• **Excerpt provided**:

#####

In placer mines, the gold is recovered by gravity separation. For hard rock mining, other methods are usually used.
Cyanide extraction of gold may be used in areas where fine gold bearing rocks are found. Sodium cyanide solution is mixed with finely ground rock that is proven to contain gold or silver, and is then separated from the ground rock as gold cyanide or silver cyanide solution. Zinc is to precipitate out residual zinc as well as the silver and gold metals. The zinc is removed with sulfuric acid, leaving a silver or gold sludge that is generally smelted into an ingot then shipped to a metals refinery for final processing into 99.9999% pure metals.
Advancements in the 1970s have seen activated carbon used in extracting gold from the leach solution. The gold is absorbed into the porous matrix of the carbon. Activated carbon has so much internal surface area,[5] that fifteen grams (half an ounce) has the equivalent surface area of the Melbourne Cricket Ground (18,100 square metres (195,000 sq ft)). The gold can be removed from the carbon by using a strong solution of caustic soda and cyanide, a process known as elution. Gold is then plated out onto steel wool through electrowinning. Gold specific resins can also be used in place of activated carbon, or where selective separation of gold from copper or other dissolved metals is required.

#####

• **Study material**:
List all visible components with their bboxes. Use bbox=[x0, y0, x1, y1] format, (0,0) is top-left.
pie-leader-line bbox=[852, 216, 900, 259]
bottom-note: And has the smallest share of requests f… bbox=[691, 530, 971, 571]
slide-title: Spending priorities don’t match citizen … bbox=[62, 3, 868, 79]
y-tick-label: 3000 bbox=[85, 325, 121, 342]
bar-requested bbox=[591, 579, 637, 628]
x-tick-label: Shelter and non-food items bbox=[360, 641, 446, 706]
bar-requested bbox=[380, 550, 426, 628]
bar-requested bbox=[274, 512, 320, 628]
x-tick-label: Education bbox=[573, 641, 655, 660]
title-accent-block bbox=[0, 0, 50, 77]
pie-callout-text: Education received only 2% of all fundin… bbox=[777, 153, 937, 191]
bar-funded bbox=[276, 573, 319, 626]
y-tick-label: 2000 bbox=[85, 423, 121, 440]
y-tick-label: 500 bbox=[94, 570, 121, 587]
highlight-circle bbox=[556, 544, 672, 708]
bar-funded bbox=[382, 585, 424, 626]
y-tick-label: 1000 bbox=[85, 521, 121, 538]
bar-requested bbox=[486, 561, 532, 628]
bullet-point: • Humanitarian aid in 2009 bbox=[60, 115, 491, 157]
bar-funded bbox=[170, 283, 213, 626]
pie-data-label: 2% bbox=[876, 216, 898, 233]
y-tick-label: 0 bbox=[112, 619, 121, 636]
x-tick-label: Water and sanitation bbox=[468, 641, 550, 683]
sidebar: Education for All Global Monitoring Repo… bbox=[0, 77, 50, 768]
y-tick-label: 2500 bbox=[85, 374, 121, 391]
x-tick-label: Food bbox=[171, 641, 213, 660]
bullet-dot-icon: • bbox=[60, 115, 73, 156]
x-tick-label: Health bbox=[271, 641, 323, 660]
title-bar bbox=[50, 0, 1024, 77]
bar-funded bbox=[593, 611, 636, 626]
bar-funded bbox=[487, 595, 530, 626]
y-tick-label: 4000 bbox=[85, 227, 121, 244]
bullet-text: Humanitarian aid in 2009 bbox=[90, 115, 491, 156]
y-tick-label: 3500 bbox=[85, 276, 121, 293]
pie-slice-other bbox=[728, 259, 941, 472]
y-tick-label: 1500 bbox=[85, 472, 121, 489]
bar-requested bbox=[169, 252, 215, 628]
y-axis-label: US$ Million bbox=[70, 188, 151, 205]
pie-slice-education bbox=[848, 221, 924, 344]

#####

• **Questions**:
1. Answer these questions using the passage on gold extraction:
(a) By what method is gold recovered in placer mines?
(b) What is the process of removing gold from activated carbon with a strong solution of caustic soda and cyanide called?
(c) Onto what is gold plated through electrowinning?
2. Carry on the passage on gold extraction from its last sentence.
The material on this page is not needed for this work.

• **Results for the exercise**:
1.
(a) Gold is recovered by gravity separation.
(b) The process is called elution.
(c) Gold is plated onto steel wool.

2.
The cyanide technique is crude and is commonly used in low grade gold and silver ore processing. There are many environmental hazards associated with this extraction method in addition to the high toxicity of the cyanide itself. An acute example was demonstrated in the 2000 Baia Mare cyanide spill environmental disaster when a break in a waste pond dam gold mine reprocessing facility near Baia Mare in northern Romania released approximately 100,000 cubic metres (3,500,000 cu ft) of waste water contaminated with heavy metal sludge and up to 120 long tons (122 t) of cyanide into the Tisza River.[6]
While most of the gold is produced by major corporations, tens of thousands of people work independently in smaller, artisan operations, in some cases illegal. In Ghana, for instance, the galamseys are estimated to number 20,000 to 50,000.[7] In neighboring francophone countries, such workers are called orpailleurs. In Brazil, such workers are called garimpeiros.
The high risk of such ventures was seen in the collapse of an illegal mine at Dompoase, Ashanti Region, Ghana, on 12 November 2009, when 18 workers were killed, including 13 women. Many women work at such mines as porters. It was the worst mining disaster in Ghanaian history.[7]
In order to maximize gold extraction, mercury is often used to amalgamate with the metal. The gold is produced by boiling away the mercury from the amalgam, a hazardous process due to toxicity of mercury vapour. Mercury is effective in extracting very small gold particles, but should be reclaimed, instead, in an effective and safe process.
Barrick Gold, Goldcorp, AngloGold Ashanti, and Newmont Mining Corporation are the world's four largest gold mining companies.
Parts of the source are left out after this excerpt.